#### Source text
Show Report
Schwab called his collection 'Chiaroscuro', and the best evocation of that came through layered mesh dresses, darted about the body like vintage lingerie.
Marios Schwab loves a femme fatale. After all, his artfully-engineered, intricately seamed and boned creations are hardly garb for shrinking violets. She's always been something of a silent muse then, so for spring/summer 2012 Schwab figured it was about time to move her centre-stage.
He name-dropped The Lady From Shanghai and a roll-call of forties pin-ups as reference points, but the collection itself stayed mercifully free from vintage, as is to be expected from the man who reinvented result-wear for the post-post feminist generation. Schwab's femme fatale is wrapped in layers of mesh, reworked as guipure lace grids intricately tracing the geography of the female form in strict, sinuous little dresses. That perforation ran throughout, a means to reveal and yet conceal the skin beneath, the effect of slatted blinds or cross-hatched net like those of Iberian fishermen casting a shadow across the body.
Schwab called his collection 'Chiaroscuro', and the best evocation of that came through layered mesh dresses, darted about the body like vintage lingerie. Overlaying powdery, cosmetic shades of lilac bruise, dirtied aquamarine and blush with film after film of black stretch tulle gave an optical effect, the fleeting appearance of point d'esprit or moire appearing and vanishing before your eyes with the movement of the body. Schwab described it as a mirage, and played out across fluid skirts and simple tops, it was mesmerising. He's always been obsessed by the body itself affecting his garments - in the past it's been through reflective fabrics or thermochromatic dyes, but this was the most compelling visual representation of that yet.
Knowing the inspirations behind the collection, it was almost inevitable that one would play 'Spot the Siren' chez Schwab. The pencil-skirted cocktail frocks with a popped shoulder were dead-ringers for Joan Crawford's turn in Mildred Pierce, a fluttery, grid-patterned white summerdress recalled Gene Tierney in Leave Her To Heaven - or even the blustery starlet icon of Monroe's Seven Year Itch. To see Schwab riffing on retro was striking in itself, never mind the Sicilian widow lace head-wraps or oversized straw sun-hat that took us back to the Riviera circa 1952 - but by and large the collection avoided falling into the trap of Mad Men costuming. When Schwab sent out a trite taffeta trench-coat, he trussed it with a harness: a simple act that made it look utterly contemporary. The silhouette throughout, however, was pure Golden Age of Hollywood. We're talking curvaceous - bombastic even - pushing out the breasts, hugging the waist and flaring at the hip. That's an everlasting icon of feminine allure, the female form divine. And that's probably why Schwab's repeated reiteration of its very definite charms had such enduring sex appeal.
########
#### Data extracts
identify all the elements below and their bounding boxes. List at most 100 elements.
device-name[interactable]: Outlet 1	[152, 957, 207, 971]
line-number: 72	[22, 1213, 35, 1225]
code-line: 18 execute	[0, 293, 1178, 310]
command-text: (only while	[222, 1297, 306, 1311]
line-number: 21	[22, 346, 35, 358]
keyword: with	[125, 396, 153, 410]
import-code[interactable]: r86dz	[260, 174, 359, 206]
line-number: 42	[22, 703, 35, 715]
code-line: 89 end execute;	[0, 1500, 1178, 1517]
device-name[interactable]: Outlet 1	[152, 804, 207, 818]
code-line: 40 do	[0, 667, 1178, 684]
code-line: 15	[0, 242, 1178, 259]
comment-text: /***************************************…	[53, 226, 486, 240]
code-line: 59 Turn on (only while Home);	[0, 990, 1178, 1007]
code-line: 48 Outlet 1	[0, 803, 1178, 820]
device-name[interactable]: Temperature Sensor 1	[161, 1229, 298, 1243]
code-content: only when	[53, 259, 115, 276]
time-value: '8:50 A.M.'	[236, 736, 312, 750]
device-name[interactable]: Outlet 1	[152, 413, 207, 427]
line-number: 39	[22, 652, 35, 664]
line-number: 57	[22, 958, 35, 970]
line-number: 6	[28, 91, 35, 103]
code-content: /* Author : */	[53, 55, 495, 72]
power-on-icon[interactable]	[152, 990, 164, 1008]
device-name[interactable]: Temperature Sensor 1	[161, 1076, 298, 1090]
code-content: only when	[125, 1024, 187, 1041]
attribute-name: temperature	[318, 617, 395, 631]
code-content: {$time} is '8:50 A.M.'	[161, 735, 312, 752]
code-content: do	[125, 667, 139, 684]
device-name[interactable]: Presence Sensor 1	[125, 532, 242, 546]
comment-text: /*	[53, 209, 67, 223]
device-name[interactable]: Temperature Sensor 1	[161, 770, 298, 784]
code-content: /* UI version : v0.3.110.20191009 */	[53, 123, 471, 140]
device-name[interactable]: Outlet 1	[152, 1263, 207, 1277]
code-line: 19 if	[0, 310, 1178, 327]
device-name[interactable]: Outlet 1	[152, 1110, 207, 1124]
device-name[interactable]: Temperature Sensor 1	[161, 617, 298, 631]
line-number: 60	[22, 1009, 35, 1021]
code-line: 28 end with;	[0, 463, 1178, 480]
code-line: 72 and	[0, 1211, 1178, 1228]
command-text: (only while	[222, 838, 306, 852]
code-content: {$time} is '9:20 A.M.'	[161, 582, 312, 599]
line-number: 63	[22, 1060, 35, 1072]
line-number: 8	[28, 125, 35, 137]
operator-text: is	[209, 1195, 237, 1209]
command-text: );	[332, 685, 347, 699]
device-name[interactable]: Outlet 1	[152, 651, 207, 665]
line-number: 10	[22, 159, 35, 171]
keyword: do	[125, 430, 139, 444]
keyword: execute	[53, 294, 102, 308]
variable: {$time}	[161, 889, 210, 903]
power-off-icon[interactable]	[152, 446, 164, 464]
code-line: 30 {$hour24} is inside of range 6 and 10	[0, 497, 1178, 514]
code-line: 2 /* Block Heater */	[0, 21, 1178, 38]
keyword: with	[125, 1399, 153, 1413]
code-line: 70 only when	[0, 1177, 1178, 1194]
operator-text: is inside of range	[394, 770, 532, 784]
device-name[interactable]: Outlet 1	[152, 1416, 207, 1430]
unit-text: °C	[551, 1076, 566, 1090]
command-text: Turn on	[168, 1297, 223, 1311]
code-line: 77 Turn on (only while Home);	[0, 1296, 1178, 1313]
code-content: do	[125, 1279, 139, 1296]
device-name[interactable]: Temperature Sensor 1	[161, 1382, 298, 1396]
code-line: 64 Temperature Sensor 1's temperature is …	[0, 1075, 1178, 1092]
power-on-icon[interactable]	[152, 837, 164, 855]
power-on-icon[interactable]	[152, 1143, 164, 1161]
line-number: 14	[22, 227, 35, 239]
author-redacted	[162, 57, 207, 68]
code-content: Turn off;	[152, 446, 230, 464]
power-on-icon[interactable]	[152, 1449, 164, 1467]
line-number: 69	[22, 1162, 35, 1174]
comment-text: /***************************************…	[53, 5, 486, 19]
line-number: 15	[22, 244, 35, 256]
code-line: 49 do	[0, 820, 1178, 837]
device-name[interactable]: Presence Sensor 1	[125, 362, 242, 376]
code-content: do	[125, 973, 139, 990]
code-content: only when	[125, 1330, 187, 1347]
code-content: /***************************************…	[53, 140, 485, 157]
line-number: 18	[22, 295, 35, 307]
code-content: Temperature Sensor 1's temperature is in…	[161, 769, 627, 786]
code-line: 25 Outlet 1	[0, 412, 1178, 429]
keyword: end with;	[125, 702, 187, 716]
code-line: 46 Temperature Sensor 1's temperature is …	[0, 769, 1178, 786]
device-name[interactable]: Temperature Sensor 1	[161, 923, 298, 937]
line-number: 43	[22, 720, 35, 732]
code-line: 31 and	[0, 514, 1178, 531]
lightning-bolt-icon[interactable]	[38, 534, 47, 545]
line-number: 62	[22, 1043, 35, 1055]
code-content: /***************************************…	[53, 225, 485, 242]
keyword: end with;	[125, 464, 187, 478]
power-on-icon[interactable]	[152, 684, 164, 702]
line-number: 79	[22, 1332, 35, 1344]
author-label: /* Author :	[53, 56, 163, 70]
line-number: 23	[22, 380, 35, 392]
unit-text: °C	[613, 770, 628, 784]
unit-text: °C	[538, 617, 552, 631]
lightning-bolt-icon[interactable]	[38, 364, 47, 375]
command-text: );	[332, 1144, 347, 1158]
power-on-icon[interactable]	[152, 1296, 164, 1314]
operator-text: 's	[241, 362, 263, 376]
########
Task to carry out: Please set down, word for word, the stretch of the Marios Schwab show report from "Marios Schwab loves" through "move her centre-stage.". The listing above was drawn from a separate source.

Reply:
Marios Schwab loves a femme fatale. After all, his artfully-engineered, intricately seamed and boned creations are hardly garb for shrinking violets. She's always been something of a silent muse then, so for spring/summer 2012 Schwab figured it was about time to move her centre-stage.